Entries with figure data:
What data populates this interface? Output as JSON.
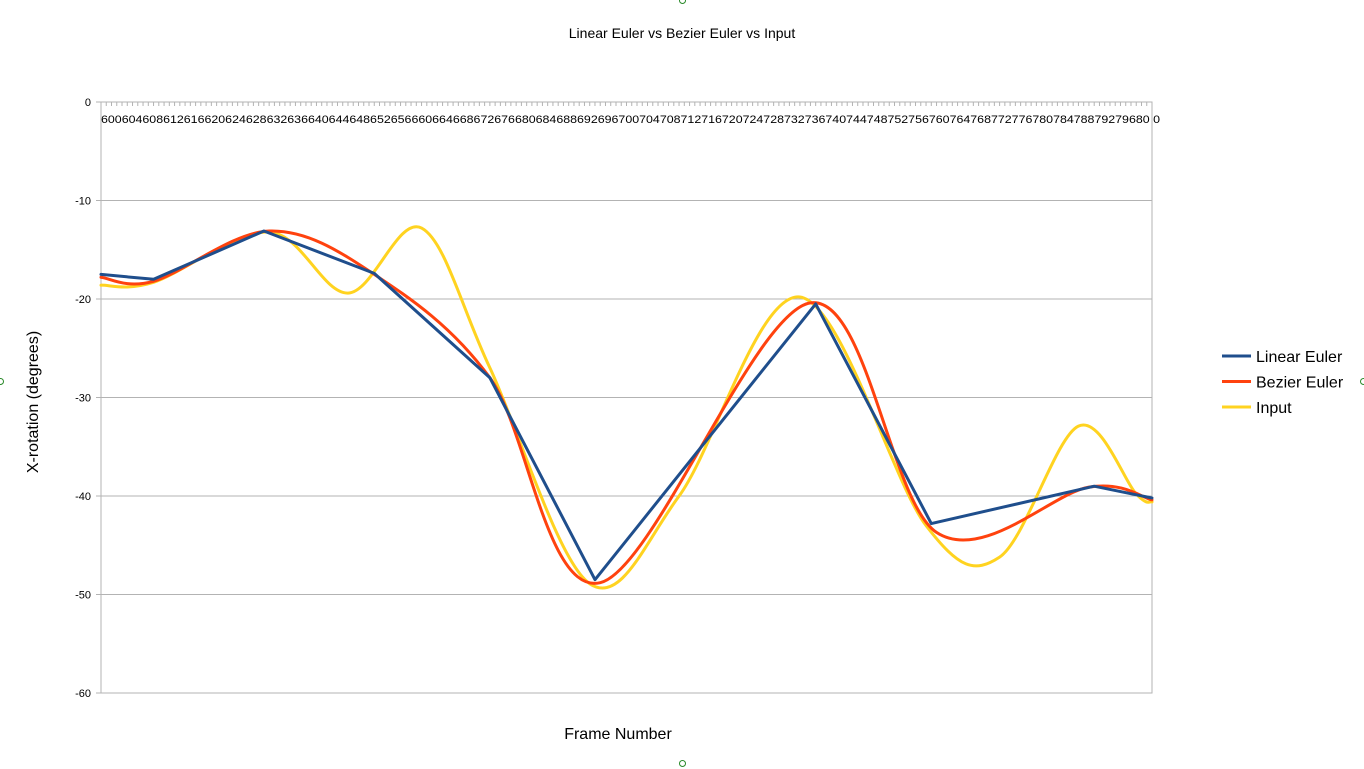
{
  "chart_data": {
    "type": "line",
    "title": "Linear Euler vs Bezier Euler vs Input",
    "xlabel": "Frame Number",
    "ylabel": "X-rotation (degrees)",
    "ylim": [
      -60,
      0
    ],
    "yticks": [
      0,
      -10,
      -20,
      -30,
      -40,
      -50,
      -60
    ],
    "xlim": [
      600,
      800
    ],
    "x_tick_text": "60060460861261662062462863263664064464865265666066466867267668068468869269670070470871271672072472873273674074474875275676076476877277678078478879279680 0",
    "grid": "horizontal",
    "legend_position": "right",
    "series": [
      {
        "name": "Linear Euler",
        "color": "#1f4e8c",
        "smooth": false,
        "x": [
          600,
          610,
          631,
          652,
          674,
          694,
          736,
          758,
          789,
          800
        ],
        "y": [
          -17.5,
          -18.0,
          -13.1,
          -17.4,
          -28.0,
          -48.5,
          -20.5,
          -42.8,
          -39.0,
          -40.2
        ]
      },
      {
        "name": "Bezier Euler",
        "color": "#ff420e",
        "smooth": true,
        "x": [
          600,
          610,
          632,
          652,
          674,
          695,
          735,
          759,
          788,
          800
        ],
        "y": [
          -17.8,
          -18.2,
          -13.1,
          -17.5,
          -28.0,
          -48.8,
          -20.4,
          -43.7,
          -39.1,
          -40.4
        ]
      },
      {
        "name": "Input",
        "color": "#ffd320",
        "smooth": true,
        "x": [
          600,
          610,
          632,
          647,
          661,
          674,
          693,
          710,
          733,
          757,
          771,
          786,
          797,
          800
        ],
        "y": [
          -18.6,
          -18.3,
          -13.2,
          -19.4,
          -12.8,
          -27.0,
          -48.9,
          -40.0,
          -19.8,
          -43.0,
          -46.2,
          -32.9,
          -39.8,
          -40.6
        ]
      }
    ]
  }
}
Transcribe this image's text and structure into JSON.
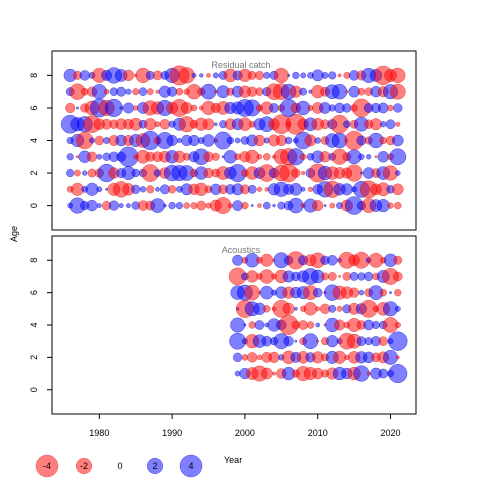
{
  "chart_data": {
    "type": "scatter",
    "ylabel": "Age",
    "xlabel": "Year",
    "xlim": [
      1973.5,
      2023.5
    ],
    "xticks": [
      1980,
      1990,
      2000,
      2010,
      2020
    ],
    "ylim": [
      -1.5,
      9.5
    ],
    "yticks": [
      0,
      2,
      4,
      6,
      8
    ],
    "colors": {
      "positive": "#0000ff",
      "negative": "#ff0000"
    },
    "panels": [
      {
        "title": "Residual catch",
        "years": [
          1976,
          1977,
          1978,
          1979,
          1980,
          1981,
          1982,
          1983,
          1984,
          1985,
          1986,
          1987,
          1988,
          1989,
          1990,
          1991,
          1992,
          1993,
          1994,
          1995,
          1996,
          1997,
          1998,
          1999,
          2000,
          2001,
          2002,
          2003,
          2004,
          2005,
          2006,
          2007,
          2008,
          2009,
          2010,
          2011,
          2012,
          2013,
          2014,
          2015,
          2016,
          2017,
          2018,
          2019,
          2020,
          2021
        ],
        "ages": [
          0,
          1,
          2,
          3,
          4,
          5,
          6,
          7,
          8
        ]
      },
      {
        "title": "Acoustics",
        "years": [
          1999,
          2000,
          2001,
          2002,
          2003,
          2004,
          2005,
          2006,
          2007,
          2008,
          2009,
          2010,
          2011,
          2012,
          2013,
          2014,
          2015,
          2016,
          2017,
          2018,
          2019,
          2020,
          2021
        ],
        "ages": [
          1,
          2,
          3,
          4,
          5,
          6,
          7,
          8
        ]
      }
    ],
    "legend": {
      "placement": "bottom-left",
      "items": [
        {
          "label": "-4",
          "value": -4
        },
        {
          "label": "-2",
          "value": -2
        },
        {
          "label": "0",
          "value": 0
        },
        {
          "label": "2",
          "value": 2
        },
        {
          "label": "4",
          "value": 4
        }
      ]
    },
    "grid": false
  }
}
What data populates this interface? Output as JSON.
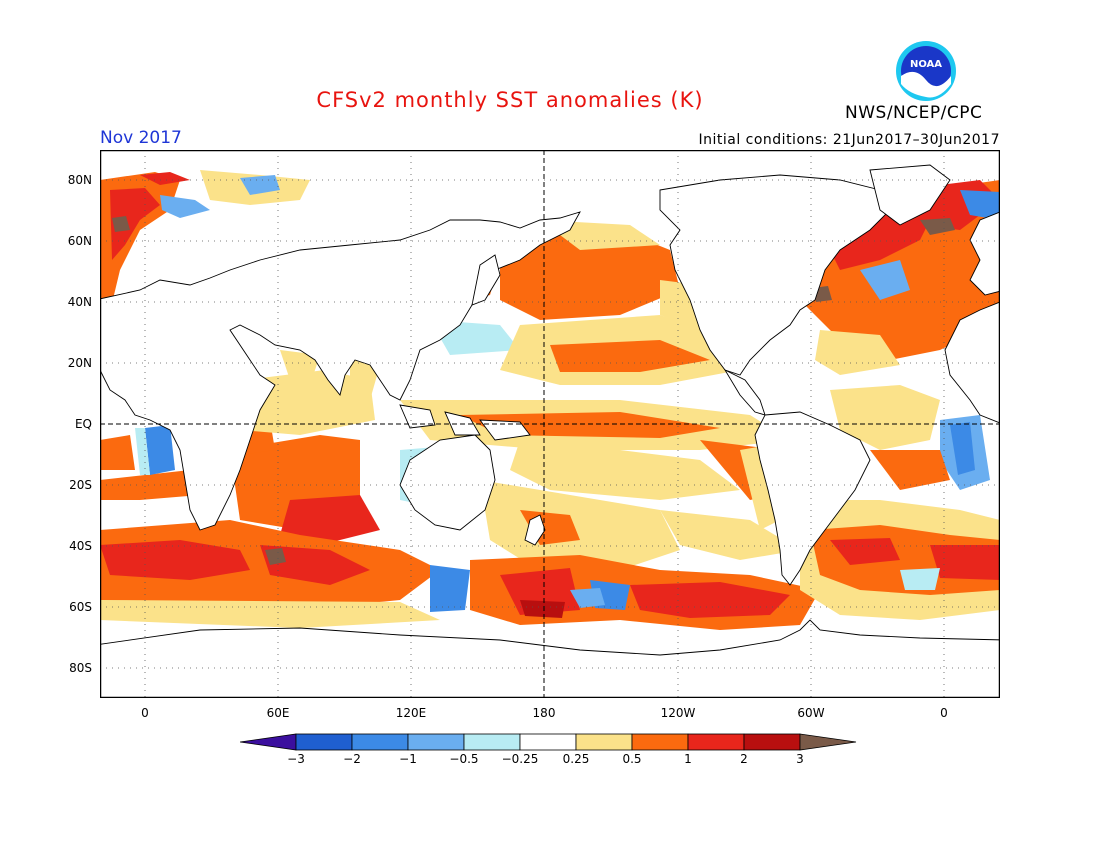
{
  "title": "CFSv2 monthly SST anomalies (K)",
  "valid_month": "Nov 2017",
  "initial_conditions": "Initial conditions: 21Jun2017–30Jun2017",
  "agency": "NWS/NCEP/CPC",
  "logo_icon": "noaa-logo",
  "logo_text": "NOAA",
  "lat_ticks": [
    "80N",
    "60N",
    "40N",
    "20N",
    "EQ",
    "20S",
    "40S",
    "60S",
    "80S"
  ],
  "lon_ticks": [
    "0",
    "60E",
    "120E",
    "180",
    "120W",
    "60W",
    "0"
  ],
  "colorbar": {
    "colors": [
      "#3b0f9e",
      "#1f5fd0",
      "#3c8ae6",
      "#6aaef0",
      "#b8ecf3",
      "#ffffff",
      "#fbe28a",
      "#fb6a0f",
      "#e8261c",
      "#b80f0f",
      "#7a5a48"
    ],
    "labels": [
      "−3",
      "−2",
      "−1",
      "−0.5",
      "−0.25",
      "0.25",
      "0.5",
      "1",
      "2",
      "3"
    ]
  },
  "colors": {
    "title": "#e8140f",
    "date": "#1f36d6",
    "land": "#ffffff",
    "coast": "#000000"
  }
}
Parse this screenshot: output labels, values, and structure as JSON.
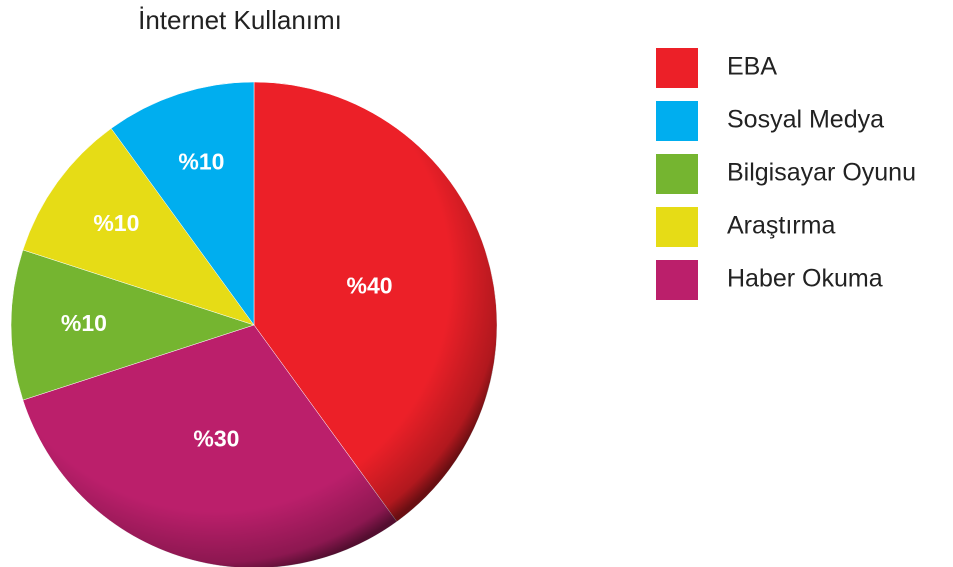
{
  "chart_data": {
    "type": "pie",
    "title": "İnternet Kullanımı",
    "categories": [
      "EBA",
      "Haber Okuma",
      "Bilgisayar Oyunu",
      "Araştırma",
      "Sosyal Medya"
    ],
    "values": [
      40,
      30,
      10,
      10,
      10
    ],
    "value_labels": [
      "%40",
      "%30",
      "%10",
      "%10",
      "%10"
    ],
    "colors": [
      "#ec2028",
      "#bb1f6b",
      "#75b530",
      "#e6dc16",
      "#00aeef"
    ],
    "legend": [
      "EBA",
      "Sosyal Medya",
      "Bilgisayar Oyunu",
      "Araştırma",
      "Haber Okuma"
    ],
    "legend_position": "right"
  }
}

# EXERCISE DESCRIPTION:
Copy the listing exactly. Any image in it stays out of the copy.

# SOLUTION TO THIS TASK:
What data populates this interface? Output as JSON.
{
  "chart_data": {
    "type": "line",
    "title": "Linear Euler vs Bezier Euler vs Input",
    "xlabel": "Frame Number",
    "ylabel": "X-rotation (degrees)",
    "ylim": [
      -60,
      0
    ],
    "yticks": [
      0,
      -10,
      -20,
      -30,
      -40,
      -50,
      -60
    ],
    "xlim": [
      600,
      800
    ],
    "x_tick_text": "60060460861261662062462863263664064464865265666066466867267668068468869269670070470871271672072472873273674074474875275676076476877277678078478879279680 0",
    "grid": "horizontal",
    "legend_position": "right",
    "series": [
      {
        "name": "Linear Euler",
        "color": "#1f4e8c",
        "smooth": false,
        "x": [
          600,
          610,
          631,
          652,
          674,
          694,
          736,
          758,
          789,
          800
        ],
        "y": [
          -17.5,
          -18.0,
          -13.1,
          -17.4,
          -28.0,
          -48.5,
          -20.5,
          -42.8,
          -39.0,
          -40.2
        ]
      },
      {
        "name": "Bezier Euler",
        "color": "#ff420e",
        "smooth": true,
        "x": [
          600,
          610,
          632,
          652,
          674,
          695,
          735,
          759,
          788,
          800
        ],
        "y": [
          -17.8,
          -18.2,
          -13.1,
          -17.5,
          -28.0,
          -48.8,
          -20.4,
          -43.7,
          -39.1,
          -40.4
        ]
      },
      {
        "name": "Input",
        "color": "#ffd320",
        "smooth": true,
        "x": [
          600,
          610,
          632,
          647,
          661,
          674,
          693,
          710,
          733,
          757,
          771,
          786,
          797,
          800
        ],
        "y": [
          -18.6,
          -18.3,
          -13.2,
          -19.4,
          -12.8,
          -27.0,
          -48.9,
          -40.0,
          -19.8,
          -43.0,
          -46.2,
          -32.9,
          -39.8,
          -40.6
        ]
      }
    ]
  }
}
Transcribe this image's text and structure into JSON.
{
  "chart_data": {
    "type": "scatter",
    "ylabel": "Age",
    "xlabel": "Year",
    "xlim": [
      1973.5,
      2023.5
    ],
    "xticks": [
      1980,
      1990,
      2000,
      2010,
      2020
    ],
    "ylim": [
      -1.5,
      9.5
    ],
    "yticks": [
      0,
      2,
      4,
      6,
      8
    ],
    "colors": {
      "positive": "#0000ff",
      "negative": "#ff0000"
    },
    "panels": [
      {
        "title": "Residual catch",
        "years": [
          1976,
          1977,
          1978,
          1979,
          1980,
          1981,
          1982,
          1983,
          1984,
          1985,
          1986,
          1987,
          1988,
          1989,
          1990,
          1991,
          1992,
          1993,
          1994,
          1995,
          1996,
          1997,
          1998,
          1999,
          2000,
          2001,
          2002,
          2003,
          2004,
          2005,
          2006,
          2007,
          2008,
          2009,
          2010,
          2011,
          2012,
          2013,
          2014,
          2015,
          2016,
          2017,
          2018,
          2019,
          2020,
          2021
        ],
        "ages": [
          0,
          1,
          2,
          3,
          4,
          5,
          6,
          7,
          8
        ]
      },
      {
        "title": "Acoustics",
        "years": [
          1999,
          2000,
          2001,
          2002,
          2003,
          2004,
          2005,
          2006,
          2007,
          2008,
          2009,
          2010,
          2011,
          2012,
          2013,
          2014,
          2015,
          2016,
          2017,
          2018,
          2019,
          2020,
          2021
        ],
        "ages": [
          1,
          2,
          3,
          4,
          5,
          6,
          7,
          8
        ]
      }
    ],
    "legend": {
      "placement": "bottom-left",
      "items": [
        {
          "label": "-4",
          "value": -4
        },
        {
          "label": "-2",
          "value": -2
        },
        {
          "label": "0",
          "value": 0
        },
        {
          "label": "2",
          "value": 2
        },
        {
          "label": "4",
          "value": 4
        }
      ]
    },
    "grid": false
  }
}
What data populates this interface? Output as JSON.
{
  "title": "CFSv2 monthly SST anomalies (K)",
  "valid_month": "Nov 2017",
  "initial_conditions": "Initial conditions: 21Jun2017–30Jun2017",
  "agency": "NWS/NCEP/CPC",
  "logo_icon": "noaa-logo",
  "logo_text": "NOAA",
  "lat_ticks": [
    "80N",
    "60N",
    "40N",
    "20N",
    "EQ",
    "20S",
    "40S",
    "60S",
    "80S"
  ],
  "lon_ticks": [
    "0",
    "60E",
    "120E",
    "180",
    "120W",
    "60W",
    "0"
  ],
  "colorbar": {
    "colors": [
      "#3b0f9e",
      "#1f5fd0",
      "#3c8ae6",
      "#6aaef0",
      "#b8ecf3",
      "#ffffff",
      "#fbe28a",
      "#fb6a0f",
      "#e8261c",
      "#b80f0f",
      "#7a5a48"
    ],
    "labels": [
      "−3",
      "−2",
      "−1",
      "−0.5",
      "−0.25",
      "0.25",
      "0.5",
      "1",
      "2",
      "3"
    ]
  },
  "colors": {
    "title": "#e8140f",
    "date": "#1f36d6",
    "land": "#ffffff",
    "coast": "#000000"
  }
}
Parse this screenshot: output labels, values, and structure as JSON.
{
  "chart_data": {
    "type": "pie",
    "title": "İnternet Kullanımı",
    "categories": [
      "EBA",
      "Haber Okuma",
      "Bilgisayar Oyunu",
      "Araştırma",
      "Sosyal Medya"
    ],
    "values": [
      40,
      30,
      10,
      10,
      10
    ],
    "value_labels": [
      "%40",
      "%30",
      "%10",
      "%10",
      "%10"
    ],
    "colors": [
      "#ec2028",
      "#bb1f6b",
      "#75b530",
      "#e6dc16",
      "#00aeef"
    ],
    "legend": [
      "EBA",
      "Sosyal Medya",
      "Bilgisayar Oyunu",
      "Araştırma",
      "Haber Okuma"
    ],
    "legend_position": "right"
  }
}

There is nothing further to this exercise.